■ Data entries
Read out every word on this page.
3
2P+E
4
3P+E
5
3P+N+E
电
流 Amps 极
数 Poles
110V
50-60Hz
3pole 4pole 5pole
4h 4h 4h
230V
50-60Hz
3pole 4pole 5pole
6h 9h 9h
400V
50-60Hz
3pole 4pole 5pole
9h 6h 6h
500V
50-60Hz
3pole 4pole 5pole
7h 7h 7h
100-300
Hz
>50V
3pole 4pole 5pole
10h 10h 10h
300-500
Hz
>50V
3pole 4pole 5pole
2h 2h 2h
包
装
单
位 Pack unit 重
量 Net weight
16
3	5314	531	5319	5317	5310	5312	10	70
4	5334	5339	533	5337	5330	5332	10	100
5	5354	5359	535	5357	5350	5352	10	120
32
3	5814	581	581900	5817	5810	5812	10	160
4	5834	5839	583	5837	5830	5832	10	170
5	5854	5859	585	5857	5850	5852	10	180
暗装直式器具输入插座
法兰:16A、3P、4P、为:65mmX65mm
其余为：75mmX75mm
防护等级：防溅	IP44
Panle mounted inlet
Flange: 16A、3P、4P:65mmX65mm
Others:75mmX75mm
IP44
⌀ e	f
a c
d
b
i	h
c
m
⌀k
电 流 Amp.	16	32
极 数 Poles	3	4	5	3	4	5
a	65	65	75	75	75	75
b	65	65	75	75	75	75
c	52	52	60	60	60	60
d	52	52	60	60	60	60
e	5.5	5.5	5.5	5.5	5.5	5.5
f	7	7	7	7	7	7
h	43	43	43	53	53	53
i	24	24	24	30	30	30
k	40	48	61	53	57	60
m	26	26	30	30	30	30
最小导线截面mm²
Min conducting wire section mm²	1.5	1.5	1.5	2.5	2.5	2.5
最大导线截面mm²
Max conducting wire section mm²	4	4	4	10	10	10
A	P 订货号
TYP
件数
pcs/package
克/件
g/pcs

■ Short exercise
Copy all of the data. Keep every word exactly as it is.

■ Answer in full
Read out every word on this page.
3
2P+E
4
3P+E
5
3P+N+E
电
流 Amps 极
数 Poles
110V
50-60Hz
3pole 4pole 5pole
4h 4h 4h
230V
50-60Hz
3pole 4pole 5pole
6h 9h 9h
400V
50-60Hz
3pole 4pole 5pole
9h 6h 6h
500V
50-60Hz
3pole 4pole 5pole
7h 7h 7h
100-300
Hz
>50V
3pole 4pole 5pole
10h 10h 10h
300-500
Hz
>50V
3pole 4pole 5pole
2h 2h 2h
包
装
单
位 Pack unit 重
量 Net weight
16
3	5314	531	5319	5317	5310	5312	10	70
4	5334	5339	533	5337	5330	5332	10	100
5	5354	5359	535	5357	5350	5352	10	120
32
3	5814	581	581900	5817	5810	5812	10	160
4	5834	5839	583	5837	5830	5832	10	170
5	5854	5859	585	5857	5850	5852	10	180
暗装直式器具输入插座
法兰:16A、3P、4P、为:65mmX65mm
其余为：75mmX75mm
防护等级：防溅	IP44
Panle mounted inlet
Flange: 16A、3P、4P:65mmX65mm
Others:75mmX75mm
IP44
⌀ e	f
a c
d
b
i	h
c
m
⌀k
电 流 Amp.	16	32
极 数 Poles	3	4	5	3	4	5
a	65	65	75	75	75	75
b	65	65	75	75	75	75
c	52	52	60	60	60	60
d	52	52	60	60	60	60
e	5.5	5.5	5.5	5.5	5.5	5.5
f	7	7	7	7	7	7
h	43	43	43	53	53	53
i	24	24	24	30	30	30
k	40	48	61	53	57	60
m	26	26	30	30	30	30
最小导线截面mm²
Min conducting wire section mm²	1.5	1.5	1.5	2.5	2.5	2.5
最大导线截面mm²
Max conducting wire section mm²	4	4	4	10	10	10
A	P 订货号
TYP
件数
pcs/package
克/件
g/pcs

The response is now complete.